* Prompt *
Show all lines holding "screenshot".

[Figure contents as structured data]
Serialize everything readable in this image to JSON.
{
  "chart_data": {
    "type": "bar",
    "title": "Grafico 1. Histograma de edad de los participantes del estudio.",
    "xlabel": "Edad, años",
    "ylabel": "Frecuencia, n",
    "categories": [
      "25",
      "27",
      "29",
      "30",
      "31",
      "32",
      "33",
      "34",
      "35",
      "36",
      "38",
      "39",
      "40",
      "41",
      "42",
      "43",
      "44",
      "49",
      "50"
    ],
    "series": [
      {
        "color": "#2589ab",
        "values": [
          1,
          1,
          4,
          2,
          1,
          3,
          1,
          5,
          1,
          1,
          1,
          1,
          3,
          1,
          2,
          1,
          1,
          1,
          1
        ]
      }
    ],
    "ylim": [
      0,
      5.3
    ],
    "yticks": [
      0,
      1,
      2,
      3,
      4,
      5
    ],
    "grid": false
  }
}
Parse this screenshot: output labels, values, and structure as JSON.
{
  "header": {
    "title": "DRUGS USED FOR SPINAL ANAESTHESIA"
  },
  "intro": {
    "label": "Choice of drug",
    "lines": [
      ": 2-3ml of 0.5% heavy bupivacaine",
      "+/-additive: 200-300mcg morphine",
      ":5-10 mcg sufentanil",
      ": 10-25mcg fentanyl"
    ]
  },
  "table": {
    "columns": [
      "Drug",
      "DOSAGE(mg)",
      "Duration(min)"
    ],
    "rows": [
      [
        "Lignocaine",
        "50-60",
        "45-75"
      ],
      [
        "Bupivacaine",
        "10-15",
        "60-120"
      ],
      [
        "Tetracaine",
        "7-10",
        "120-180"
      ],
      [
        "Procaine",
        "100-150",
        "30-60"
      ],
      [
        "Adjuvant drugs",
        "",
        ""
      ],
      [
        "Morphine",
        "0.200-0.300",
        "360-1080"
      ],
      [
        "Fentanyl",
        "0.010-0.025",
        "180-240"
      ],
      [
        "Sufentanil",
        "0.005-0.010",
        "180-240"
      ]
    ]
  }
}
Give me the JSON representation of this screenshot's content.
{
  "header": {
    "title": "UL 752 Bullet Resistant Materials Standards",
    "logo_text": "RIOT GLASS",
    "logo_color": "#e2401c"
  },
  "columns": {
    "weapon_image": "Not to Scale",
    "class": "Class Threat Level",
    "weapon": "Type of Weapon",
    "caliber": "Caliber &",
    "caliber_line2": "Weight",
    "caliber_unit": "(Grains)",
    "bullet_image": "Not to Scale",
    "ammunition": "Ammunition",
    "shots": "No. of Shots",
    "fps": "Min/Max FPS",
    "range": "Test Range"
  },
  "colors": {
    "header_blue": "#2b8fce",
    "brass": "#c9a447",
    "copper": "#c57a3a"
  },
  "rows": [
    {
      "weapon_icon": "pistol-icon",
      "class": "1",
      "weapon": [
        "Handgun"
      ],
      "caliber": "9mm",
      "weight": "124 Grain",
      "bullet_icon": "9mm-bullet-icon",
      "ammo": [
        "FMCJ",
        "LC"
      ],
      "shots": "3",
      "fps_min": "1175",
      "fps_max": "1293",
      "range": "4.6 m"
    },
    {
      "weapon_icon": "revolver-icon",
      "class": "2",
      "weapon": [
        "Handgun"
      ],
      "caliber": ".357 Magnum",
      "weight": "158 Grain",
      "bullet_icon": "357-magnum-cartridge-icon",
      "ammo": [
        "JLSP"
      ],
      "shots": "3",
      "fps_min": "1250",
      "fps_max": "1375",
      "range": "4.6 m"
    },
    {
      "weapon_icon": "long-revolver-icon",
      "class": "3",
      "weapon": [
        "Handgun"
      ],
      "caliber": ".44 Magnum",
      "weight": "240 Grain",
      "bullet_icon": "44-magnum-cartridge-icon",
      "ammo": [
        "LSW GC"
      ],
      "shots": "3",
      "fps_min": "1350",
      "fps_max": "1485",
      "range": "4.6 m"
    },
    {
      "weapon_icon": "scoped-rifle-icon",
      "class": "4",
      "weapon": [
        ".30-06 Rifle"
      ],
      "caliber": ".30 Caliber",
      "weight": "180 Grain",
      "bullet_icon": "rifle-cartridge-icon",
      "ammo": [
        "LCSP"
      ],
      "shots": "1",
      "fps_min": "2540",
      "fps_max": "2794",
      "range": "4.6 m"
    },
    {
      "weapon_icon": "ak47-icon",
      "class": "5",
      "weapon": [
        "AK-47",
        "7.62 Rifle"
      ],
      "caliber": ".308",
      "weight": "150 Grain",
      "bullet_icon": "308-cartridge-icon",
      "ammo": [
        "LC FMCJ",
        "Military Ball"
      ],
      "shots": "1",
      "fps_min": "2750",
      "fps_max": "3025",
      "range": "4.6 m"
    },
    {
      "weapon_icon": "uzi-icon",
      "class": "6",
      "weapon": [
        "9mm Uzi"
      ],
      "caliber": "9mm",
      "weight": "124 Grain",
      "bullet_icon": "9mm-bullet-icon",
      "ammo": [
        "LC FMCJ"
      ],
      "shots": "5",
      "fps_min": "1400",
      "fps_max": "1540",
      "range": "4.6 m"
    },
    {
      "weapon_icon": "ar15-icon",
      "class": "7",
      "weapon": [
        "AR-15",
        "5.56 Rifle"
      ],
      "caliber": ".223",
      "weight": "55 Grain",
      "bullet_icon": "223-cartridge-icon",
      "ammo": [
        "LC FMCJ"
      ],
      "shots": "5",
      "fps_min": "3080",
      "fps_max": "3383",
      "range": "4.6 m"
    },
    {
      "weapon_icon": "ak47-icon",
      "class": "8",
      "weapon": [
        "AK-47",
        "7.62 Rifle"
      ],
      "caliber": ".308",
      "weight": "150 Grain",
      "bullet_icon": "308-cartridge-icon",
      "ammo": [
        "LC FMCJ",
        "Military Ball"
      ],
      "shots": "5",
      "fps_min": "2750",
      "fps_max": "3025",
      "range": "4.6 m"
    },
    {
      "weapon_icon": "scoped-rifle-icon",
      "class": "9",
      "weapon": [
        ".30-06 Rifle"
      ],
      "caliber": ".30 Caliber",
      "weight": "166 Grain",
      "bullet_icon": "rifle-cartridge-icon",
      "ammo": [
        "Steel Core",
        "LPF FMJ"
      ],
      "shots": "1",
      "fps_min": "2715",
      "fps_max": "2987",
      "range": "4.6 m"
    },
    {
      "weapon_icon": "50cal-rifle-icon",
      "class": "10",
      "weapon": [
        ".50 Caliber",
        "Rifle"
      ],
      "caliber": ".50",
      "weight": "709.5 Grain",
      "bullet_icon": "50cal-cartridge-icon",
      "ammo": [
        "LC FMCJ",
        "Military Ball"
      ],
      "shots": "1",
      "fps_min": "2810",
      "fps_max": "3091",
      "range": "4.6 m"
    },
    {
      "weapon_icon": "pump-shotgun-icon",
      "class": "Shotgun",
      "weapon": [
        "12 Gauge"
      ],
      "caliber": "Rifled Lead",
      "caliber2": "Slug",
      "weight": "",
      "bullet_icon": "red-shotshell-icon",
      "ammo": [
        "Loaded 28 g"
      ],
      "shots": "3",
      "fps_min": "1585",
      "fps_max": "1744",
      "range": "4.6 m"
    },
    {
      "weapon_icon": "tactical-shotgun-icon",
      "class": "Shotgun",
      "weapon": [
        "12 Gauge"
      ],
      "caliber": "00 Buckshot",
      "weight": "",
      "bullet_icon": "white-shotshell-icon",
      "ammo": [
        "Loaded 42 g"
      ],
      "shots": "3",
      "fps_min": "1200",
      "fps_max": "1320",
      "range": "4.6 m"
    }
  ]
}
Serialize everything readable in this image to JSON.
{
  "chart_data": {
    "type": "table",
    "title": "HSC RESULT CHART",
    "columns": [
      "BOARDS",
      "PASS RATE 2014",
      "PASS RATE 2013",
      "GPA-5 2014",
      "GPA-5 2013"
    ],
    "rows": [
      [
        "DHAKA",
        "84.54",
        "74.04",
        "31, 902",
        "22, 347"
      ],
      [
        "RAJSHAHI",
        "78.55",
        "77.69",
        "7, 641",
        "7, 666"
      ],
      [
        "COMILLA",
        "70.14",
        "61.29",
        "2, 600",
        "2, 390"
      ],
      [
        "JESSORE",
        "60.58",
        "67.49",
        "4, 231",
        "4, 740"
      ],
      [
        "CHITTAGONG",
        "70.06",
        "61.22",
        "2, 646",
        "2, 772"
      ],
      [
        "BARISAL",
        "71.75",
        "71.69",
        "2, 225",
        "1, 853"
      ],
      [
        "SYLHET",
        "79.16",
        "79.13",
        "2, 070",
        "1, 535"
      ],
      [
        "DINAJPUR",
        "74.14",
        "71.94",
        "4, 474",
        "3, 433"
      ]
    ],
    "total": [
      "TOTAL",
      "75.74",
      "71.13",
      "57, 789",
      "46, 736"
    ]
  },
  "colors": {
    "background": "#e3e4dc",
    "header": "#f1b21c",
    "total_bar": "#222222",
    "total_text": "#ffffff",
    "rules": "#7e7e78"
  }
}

* Full solution *
Parse this screenshot: output labels, values, and structure as JSON.
Give me the JSON representation of this screenshot's content.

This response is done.